**Task**
Each line in the entries below that holds the string "this" is to be listed.

**Excerpted data**
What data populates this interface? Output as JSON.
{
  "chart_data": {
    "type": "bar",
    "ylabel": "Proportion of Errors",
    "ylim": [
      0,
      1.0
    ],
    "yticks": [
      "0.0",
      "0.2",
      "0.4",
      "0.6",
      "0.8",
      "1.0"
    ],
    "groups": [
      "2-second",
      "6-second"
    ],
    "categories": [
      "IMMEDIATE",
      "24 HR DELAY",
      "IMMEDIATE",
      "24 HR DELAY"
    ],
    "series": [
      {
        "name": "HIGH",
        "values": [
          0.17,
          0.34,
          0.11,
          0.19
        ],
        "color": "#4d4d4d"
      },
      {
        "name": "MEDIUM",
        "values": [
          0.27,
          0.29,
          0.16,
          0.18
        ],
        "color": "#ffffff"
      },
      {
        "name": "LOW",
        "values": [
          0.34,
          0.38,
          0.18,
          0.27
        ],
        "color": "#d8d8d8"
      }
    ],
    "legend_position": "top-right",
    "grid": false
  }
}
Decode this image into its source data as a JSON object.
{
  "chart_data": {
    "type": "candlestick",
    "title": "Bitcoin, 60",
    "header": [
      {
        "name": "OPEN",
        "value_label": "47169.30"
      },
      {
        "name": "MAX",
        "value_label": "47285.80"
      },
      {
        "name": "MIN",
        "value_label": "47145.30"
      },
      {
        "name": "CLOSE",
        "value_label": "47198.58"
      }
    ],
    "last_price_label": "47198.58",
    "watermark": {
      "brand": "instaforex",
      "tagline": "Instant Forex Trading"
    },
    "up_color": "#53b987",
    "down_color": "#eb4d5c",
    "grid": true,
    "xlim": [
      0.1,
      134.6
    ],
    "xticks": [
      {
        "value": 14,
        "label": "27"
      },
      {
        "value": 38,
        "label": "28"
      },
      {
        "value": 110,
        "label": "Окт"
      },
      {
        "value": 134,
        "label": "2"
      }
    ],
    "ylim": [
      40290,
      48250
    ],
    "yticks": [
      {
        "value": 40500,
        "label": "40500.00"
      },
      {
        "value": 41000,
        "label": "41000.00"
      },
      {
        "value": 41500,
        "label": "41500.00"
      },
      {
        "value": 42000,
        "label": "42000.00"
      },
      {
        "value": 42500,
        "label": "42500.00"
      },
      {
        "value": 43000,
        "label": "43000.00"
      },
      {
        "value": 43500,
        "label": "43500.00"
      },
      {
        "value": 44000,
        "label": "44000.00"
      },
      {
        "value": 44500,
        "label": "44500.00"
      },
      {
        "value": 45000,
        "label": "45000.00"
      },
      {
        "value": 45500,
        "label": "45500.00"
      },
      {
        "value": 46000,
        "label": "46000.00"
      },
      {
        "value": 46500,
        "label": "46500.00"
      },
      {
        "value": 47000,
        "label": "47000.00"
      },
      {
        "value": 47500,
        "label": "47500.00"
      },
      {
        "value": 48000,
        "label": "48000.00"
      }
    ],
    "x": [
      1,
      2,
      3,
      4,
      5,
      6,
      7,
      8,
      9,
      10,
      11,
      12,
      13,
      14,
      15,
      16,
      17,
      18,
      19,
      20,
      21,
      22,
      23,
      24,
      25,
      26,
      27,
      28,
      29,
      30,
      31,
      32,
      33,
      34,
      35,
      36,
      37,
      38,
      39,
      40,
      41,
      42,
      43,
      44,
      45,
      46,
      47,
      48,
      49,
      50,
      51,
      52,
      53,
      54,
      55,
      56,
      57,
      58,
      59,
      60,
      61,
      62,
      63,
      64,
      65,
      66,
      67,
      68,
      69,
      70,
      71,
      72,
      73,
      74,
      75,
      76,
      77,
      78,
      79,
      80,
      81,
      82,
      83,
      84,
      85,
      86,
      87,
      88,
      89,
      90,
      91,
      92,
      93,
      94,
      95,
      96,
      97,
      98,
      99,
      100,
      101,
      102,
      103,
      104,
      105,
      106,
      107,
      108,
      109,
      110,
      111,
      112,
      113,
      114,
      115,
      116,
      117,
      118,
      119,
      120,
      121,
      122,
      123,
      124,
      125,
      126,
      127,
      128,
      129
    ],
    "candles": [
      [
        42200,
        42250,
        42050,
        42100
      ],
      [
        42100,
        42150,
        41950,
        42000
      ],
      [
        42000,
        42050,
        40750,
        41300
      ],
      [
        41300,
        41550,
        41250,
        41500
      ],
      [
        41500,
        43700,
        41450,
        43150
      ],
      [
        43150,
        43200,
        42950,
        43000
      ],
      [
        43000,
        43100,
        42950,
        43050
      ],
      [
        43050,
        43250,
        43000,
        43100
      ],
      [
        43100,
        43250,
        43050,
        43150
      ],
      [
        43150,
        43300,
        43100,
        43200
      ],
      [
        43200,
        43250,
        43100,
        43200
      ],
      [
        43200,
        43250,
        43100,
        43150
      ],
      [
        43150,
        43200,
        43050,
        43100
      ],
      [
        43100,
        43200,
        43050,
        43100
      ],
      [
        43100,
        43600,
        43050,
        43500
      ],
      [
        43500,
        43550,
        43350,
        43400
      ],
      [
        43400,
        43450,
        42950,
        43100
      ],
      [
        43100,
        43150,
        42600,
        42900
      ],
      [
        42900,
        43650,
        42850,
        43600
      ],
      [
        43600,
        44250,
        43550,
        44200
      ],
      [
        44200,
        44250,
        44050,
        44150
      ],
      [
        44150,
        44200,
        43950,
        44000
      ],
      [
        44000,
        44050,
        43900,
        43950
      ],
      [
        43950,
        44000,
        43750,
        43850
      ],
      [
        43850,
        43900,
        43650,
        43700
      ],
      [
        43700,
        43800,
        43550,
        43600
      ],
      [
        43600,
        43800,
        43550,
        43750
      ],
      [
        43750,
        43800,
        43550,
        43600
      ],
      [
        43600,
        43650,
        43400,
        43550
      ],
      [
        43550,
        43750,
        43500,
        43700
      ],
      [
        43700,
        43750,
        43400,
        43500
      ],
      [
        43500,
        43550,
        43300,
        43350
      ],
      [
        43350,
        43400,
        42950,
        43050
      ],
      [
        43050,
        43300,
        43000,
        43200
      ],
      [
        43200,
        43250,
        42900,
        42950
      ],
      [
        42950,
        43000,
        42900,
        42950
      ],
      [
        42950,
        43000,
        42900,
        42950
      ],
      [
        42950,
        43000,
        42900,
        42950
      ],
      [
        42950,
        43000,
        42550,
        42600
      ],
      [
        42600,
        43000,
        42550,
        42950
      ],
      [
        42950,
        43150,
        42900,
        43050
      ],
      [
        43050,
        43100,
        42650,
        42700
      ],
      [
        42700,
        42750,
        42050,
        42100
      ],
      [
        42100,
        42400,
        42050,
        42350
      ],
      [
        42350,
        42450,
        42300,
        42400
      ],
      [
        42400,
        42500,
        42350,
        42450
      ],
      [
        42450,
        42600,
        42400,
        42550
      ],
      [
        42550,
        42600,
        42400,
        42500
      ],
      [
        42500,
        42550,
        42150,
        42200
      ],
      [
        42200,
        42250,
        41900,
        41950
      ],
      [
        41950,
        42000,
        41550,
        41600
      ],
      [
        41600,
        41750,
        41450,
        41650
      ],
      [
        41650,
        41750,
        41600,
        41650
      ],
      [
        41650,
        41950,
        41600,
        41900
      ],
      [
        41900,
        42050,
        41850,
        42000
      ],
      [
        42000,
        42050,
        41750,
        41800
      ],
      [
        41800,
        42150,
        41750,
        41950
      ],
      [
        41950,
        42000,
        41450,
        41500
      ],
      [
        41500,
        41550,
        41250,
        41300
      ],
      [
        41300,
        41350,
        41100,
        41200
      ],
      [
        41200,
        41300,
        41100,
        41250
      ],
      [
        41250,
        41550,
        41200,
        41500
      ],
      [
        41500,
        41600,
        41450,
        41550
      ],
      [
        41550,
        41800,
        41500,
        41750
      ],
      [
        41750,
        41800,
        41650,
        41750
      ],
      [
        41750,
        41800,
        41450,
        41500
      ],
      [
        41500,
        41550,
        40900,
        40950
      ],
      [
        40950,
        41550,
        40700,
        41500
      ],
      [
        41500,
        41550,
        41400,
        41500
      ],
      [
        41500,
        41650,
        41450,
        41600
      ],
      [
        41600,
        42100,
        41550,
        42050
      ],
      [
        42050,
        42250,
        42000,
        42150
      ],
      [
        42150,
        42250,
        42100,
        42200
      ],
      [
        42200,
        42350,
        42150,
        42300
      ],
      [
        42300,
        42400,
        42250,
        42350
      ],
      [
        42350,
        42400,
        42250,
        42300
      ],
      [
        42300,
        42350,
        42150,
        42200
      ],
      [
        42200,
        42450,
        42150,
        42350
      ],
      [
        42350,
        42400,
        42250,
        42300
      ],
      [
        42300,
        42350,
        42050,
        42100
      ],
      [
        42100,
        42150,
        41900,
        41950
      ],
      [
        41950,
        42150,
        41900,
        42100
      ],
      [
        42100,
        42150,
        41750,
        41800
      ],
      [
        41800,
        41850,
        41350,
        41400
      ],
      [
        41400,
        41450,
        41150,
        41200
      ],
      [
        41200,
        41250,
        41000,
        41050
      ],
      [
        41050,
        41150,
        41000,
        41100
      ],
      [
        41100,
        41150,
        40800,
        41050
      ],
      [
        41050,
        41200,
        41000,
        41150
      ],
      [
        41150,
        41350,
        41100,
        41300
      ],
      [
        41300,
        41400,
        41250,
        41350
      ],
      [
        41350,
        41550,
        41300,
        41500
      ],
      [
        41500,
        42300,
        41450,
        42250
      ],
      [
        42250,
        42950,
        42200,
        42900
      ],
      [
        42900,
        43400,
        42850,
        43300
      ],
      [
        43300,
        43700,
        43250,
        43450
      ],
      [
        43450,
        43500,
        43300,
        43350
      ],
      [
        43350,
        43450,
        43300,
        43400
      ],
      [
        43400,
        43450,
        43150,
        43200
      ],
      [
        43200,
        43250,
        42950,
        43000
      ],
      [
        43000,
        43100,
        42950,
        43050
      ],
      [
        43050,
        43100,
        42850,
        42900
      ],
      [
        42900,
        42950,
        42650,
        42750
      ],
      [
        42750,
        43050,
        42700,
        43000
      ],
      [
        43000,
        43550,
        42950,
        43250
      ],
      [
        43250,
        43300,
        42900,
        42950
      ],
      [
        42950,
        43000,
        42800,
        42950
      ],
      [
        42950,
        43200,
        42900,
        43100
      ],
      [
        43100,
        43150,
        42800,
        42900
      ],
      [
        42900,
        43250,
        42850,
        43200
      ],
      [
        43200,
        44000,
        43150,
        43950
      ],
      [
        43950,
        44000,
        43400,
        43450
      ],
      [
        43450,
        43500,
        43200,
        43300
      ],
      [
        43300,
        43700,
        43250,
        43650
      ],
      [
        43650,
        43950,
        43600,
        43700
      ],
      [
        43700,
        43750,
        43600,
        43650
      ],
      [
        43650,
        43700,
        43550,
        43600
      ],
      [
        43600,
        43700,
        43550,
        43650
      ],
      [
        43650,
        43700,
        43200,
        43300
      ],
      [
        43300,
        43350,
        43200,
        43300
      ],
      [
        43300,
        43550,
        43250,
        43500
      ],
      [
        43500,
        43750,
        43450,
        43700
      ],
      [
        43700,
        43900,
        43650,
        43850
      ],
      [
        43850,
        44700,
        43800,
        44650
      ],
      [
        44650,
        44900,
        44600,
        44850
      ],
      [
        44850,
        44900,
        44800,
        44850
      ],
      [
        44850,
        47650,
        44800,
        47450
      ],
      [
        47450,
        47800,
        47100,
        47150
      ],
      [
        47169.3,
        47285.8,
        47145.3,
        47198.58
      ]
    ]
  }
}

**Reply to the task**
What data populates this interface? Output as JSON.
Decode this image into its source data as a JSON object.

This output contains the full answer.